What to work on: Print every line of the listing below word for word, leaving out the pictures.

#### Supplied records

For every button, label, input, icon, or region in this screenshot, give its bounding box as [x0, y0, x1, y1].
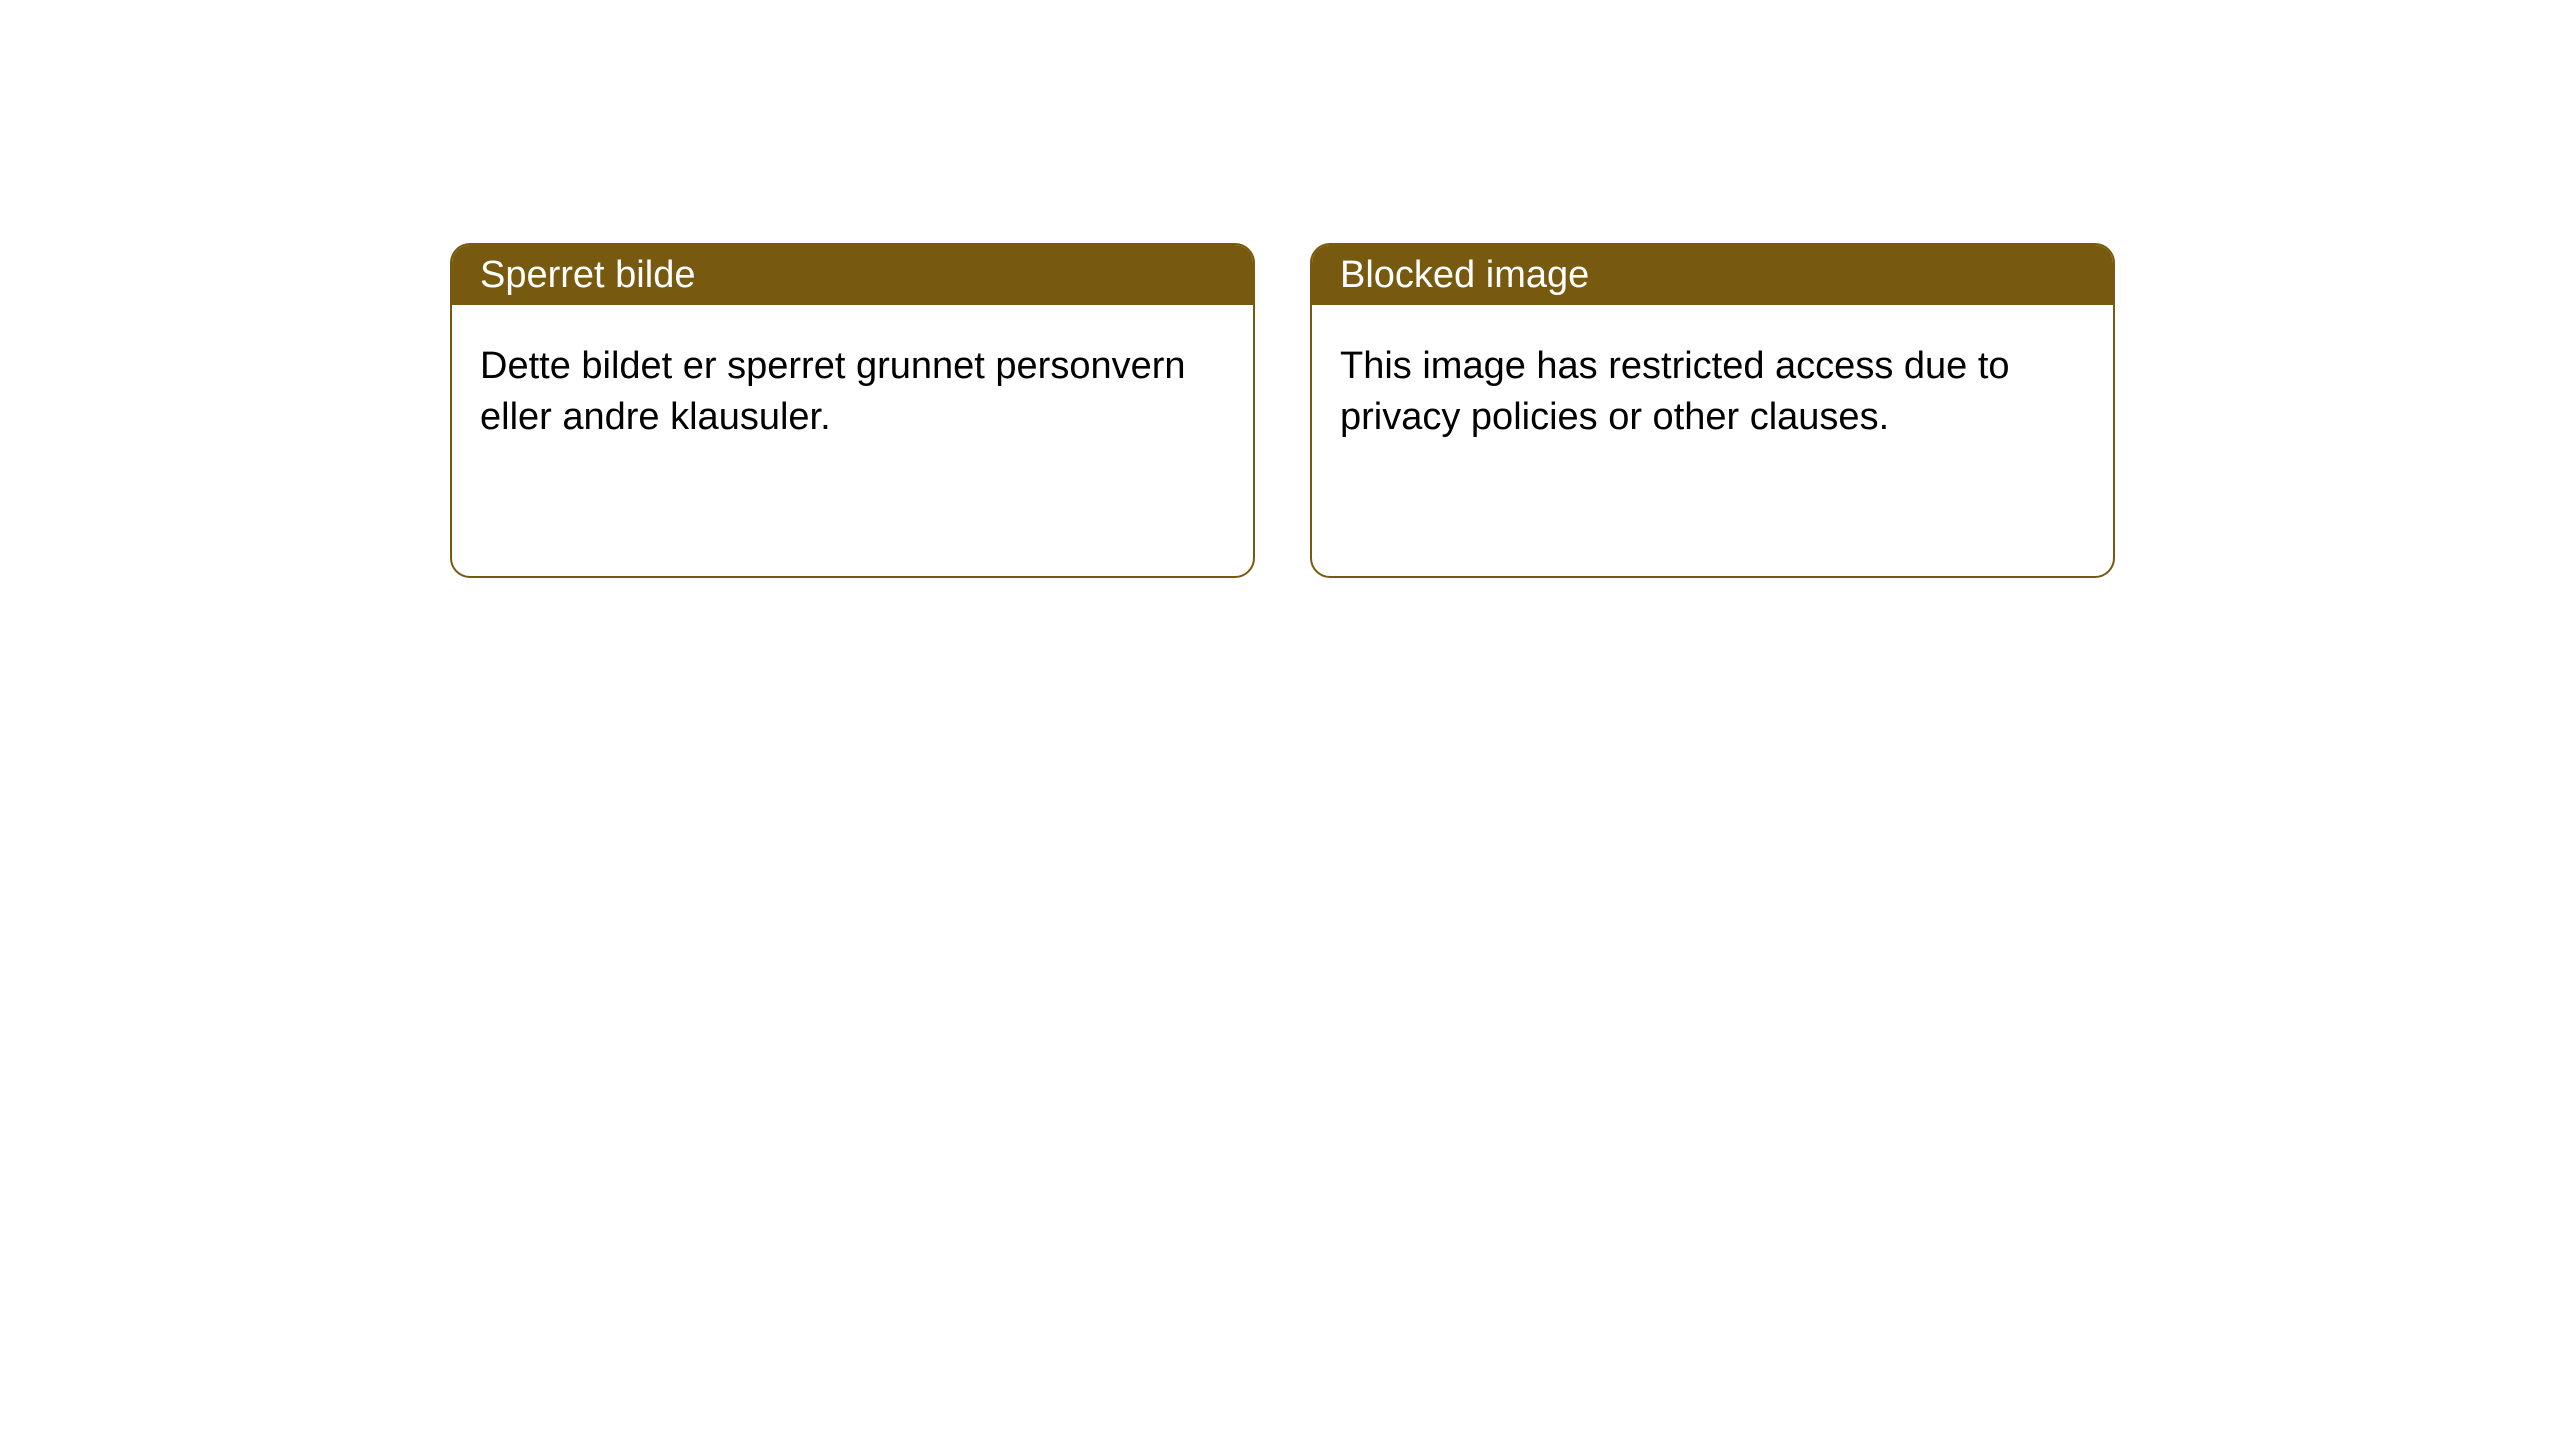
notice-container: Sperret bilde Dette bildet er sperret gr…	[0, 0, 2560, 578]
card-body: This image has restricted access due to …	[1312, 305, 2113, 480]
card-header: Sperret bilde	[452, 245, 1253, 305]
notice-card-norwegian: Sperret bilde Dette bildet er sperret gr…	[450, 243, 1255, 578]
card-body-text: Dette bildet er sperret grunnet personve…	[480, 345, 1186, 438]
card-header: Blocked image	[1312, 245, 2113, 305]
card-body-text: This image has restricted access due to …	[1340, 345, 2010, 438]
card-body: Dette bildet er sperret grunnet personve…	[452, 305, 1253, 480]
notice-card-english: Blocked image This image has restricted …	[1310, 243, 2115, 578]
card-title: Blocked image	[1340, 254, 1589, 297]
card-title: Sperret bilde	[480, 254, 695, 297]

########

Answer to the task:
For every button, label, input, icon, or region in this screenshot, give its bounding box as [x0, y0, x1, y1].
notice-container: Sperret bilde Dette bildet er sperret gr…	[0, 0, 2560, 578]
card-body: This image has restricted access due to …	[1312, 305, 2113, 480]
card-header: Sperret bilde	[452, 245, 1253, 305]
notice-card-norwegian: Sperret bilde Dette bildet er sperret gr…	[450, 243, 1255, 578]
card-body-text: Dette bildet er sperret grunnet personve…	[480, 345, 1186, 438]
card-header: Blocked image	[1312, 245, 2113, 305]
card-body-text: This image has restricted access due to …	[1340, 345, 2010, 438]
card-body: Dette bildet er sperret grunnet personve…	[452, 305, 1253, 480]
notice-card-english: Blocked image This image has restricted …	[1310, 243, 2115, 578]
card-title: Blocked image	[1340, 254, 1589, 297]
card-title: Sperret bilde	[480, 254, 695, 297]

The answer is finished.